### The exercise
Transcribe the listing exactly, leaving out every picture.

### Items
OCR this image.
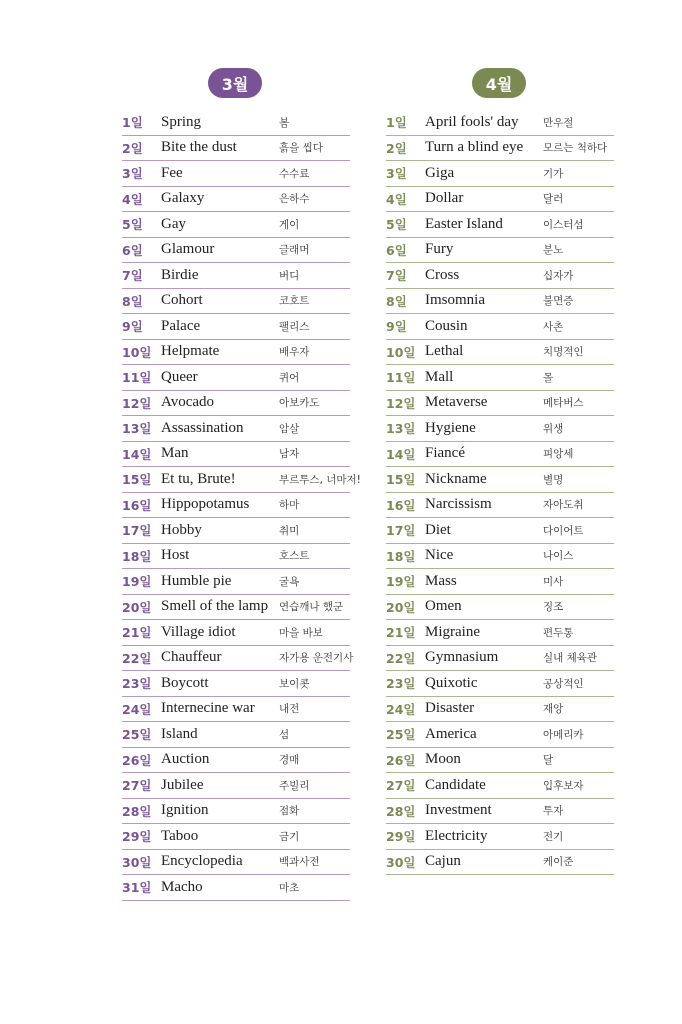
3월
1일	Spring	봄
2일	Bite the dust	흙을 씹다
3일	Fee	수수료
4일	Galaxy	은하수
5일	Gay	게이
6일	Glamour	글래머
7일	Birdie	버디
8일	Cohort	코호트
9일	Palace	팰리스
10일 Helpmate	배우자
11일 Queer	퀴어
12일 Avocado	아보카도
13일 Assassination	암살
14일 Man	남자
15일 Et tu, Brute!	부르투스, 너마저!
16일 Hippopotamus	하마
17일 Hobby	취미
18일 Host	호스트
19일 Humble pie	굴욕
20일 Smell of the lamp	연습깨나 했군
21일 Village idiot	마을 바보
22일 Chauffeur	자가용 운전기사
23일 Boycott	보이콧
24일 Internecine war	내전
25일 Island	섬
26일 Auction	경매
27일 Jubilee	주빌리
28일 Ignition	점화
29일 Taboo	금기
30일 Encyclopedia	백과사전
31일 Macho	마초
4월
1일	April fools' day	만우절
2일	Turn a blind eye	모르는 척하다
3일	Giga	기가
4일	Dollar	달러
5일	Easter Island	이스터섬
6일	Fury	분노
7일	Cross	십자가
8일	Imsomnia	불면증
9일	Cousin	사촌
10일 Lethal	치명적인
11일 Mall	몰
12일 Metaverse	메타버스
13일 Hygiene	위생
14일 Fiancé	피앙세
15일 Nickname	별명
16일 Narcissism	자아도취
17일 Diet	다이어트
18일 Nice	나이스
19일 Mass	미사
20일 Omen	징조
21일 Migraine	편두통
22일 Gymnasium	실내 체육관
23일 Quixotic	공상적인
24일 Disaster	재앙
25일 America	아메리카
26일 Moon	달
27일 Candidate	입후보자
28일 Investment	투자
29일 Electricity	전기
30일 Cajun	케이준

### Reply
OCR this image.
3월
1일	Spring	봄
2일	Bite the dust	흙을 씹다
3일	Fee	수수료
4일	Galaxy	은하수
5일	Gay	게이
6일	Glamour	글래머
7일	Birdie	버디
8일	Cohort	코호트
9일	Palace	팰리스
10일 Helpmate	배우자
11일 Queer	퀴어
12일 Avocado	아보카도
13일 Assassination	암살
14일 Man	남자
15일 Et tu, Brute!	부르투스, 너마저!
16일 Hippopotamus	하마
17일 Hobby	취미
18일 Host	호스트
19일 Humble pie	굴욕
20일 Smell of the lamp	연습깨나 했군
21일 Village idiot	마을 바보
22일 Chauffeur	자가용 운전기사
23일 Boycott	보이콧
24일 Internecine war	내전
25일 Island	섬
26일 Auction	경매
27일 Jubilee	주빌리
28일 Ignition	점화
29일 Taboo	금기
30일 Encyclopedia	백과사전
31일 Macho	마초
4월
1일	April fools' day	만우절
2일	Turn a blind eye	모르는 척하다
3일	Giga	기가
4일	Dollar	달러
5일	Easter Island	이스터섬
6일	Fury	분노
7일	Cross	십자가
8일	Imsomnia	불면증
9일	Cousin	사촌
10일 Lethal	치명적인
11일 Mall	몰
12일 Metaverse	메타버스
13일 Hygiene	위생
14일 Fiancé	피앙세
15일 Nickname	별명
16일 Narcissism	자아도취
17일 Diet	다이어트
18일 Nice	나이스
19일 Mass	미사
20일 Omen	징조
21일 Migraine	편두통
22일 Gymnasium	실내 체육관
23일 Quixotic	공상적인
24일 Disaster	재앙
25일 America	아메리카
26일 Moon	달
27일 Candidate	입후보자
28일 Investment	투자
29일 Electricity	전기
30일 Cajun	케이준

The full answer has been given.